> [Provided data]:

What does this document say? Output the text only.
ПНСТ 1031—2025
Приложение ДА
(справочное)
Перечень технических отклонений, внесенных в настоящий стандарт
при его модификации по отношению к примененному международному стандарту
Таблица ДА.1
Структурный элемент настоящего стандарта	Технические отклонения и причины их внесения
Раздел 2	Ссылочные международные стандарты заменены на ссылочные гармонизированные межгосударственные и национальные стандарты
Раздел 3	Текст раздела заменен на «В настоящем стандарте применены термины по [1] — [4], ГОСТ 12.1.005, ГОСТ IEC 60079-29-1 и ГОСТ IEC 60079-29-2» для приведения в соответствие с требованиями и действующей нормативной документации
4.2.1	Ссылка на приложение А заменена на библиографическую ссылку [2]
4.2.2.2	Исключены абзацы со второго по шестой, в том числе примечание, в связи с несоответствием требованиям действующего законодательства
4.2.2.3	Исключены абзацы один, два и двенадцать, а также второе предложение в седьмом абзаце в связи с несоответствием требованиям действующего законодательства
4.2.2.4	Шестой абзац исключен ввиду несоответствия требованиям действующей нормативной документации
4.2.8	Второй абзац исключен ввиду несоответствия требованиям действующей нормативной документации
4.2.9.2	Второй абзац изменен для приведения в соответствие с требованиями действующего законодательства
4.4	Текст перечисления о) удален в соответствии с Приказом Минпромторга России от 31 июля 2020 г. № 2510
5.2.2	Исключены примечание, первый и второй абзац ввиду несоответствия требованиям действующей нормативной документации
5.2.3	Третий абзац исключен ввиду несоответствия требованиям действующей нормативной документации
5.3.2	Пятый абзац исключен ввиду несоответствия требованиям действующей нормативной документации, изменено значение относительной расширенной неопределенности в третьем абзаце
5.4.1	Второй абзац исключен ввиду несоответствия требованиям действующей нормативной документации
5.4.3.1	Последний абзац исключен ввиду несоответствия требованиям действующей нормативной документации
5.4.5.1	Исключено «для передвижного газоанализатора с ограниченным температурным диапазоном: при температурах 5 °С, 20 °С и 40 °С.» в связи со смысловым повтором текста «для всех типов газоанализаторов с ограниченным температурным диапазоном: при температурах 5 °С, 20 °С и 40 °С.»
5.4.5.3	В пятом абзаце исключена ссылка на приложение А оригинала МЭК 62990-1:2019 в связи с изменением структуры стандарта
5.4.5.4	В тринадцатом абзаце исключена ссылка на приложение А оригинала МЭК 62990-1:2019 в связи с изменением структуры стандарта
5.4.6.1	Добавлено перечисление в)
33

> [Short task]:
Write out the full listing exactly as given.

> [Task response]:
What does this document say? Output the text only.
ПНСТ 1031—2025
Приложение ДА
(справочное)
Перечень технических отклонений, внесенных в настоящий стандарт
при его модификации по отношению к примененному международному стандарту
Таблица ДА.1
Структурный элемент настоящего стандарта	Технические отклонения и причины их внесения
Раздел 2	Ссылочные международные стандарты заменены на ссылочные гармонизированные межгосударственные и национальные стандарты
Раздел 3	Текст раздела заменен на «В настоящем стандарте применены термины по [1] — [4], ГОСТ 12.1.005, ГОСТ IEC 60079-29-1 и ГОСТ IEC 60079-29-2» для приведения в соответствие с требованиями и действующей нормативной документации
4.2.1	Ссылка на приложение А заменена на библиографическую ссылку [2]
4.2.2.2	Исключены абзацы со второго по шестой, в том числе примечание, в связи с несоответствием требованиям действующего законодательства
4.2.2.3	Исключены абзацы один, два и двенадцать, а также второе предложение в седьмом абзаце в связи с несоответствием требованиям действующего законодательства
4.2.2.4	Шестой абзац исключен ввиду несоответствия требованиям действующей нормативной документации
4.2.8	Второй абзац исключен ввиду несоответствия требованиям действующей нормативной документации
4.2.9.2	Второй абзац изменен для приведения в соответствие с требованиями действующего законодательства
4.4	Текст перечисления о) удален в соответствии с Приказом Минпромторга России от 31 июля 2020 г. № 2510
5.2.2	Исключены примечание, первый и второй абзац ввиду несоответствия требованиям действующей нормативной документации
5.2.3	Третий абзац исключен ввиду несоответствия требованиям действующей нормативной документации
5.3.2	Пятый абзац исключен ввиду несоответствия требованиям действующей нормативной документации, изменено значение относительной расширенной неопределенности в третьем абзаце
5.4.1	Второй абзац исключен ввиду несоответствия требованиям действующей нормативной документации
5.4.3.1	Последний абзац исключен ввиду несоответствия требованиям действующей нормативной документации
5.4.5.1	Исключено «для передвижного газоанализатора с ограниченным температурным диапазоном: при температурах 5 °С, 20 °С и 40 °С.» в связи со смысловым повтором текста «для всех типов газоанализаторов с ограниченным температурным диапазоном: при температурах 5 °С, 20 °С и 40 °С.»
5.4.5.3	В пятом абзаце исключена ссылка на приложение А оригинала МЭК 62990-1:2019 в связи с изменением структуры стандарта
5.4.5.4	В тринадцатом абзаце исключена ссылка на приложение А оригинала МЭК 62990-1:2019 в связи с изменением структуры стандарта
5.4.6.1	Добавлено перечисление в)
33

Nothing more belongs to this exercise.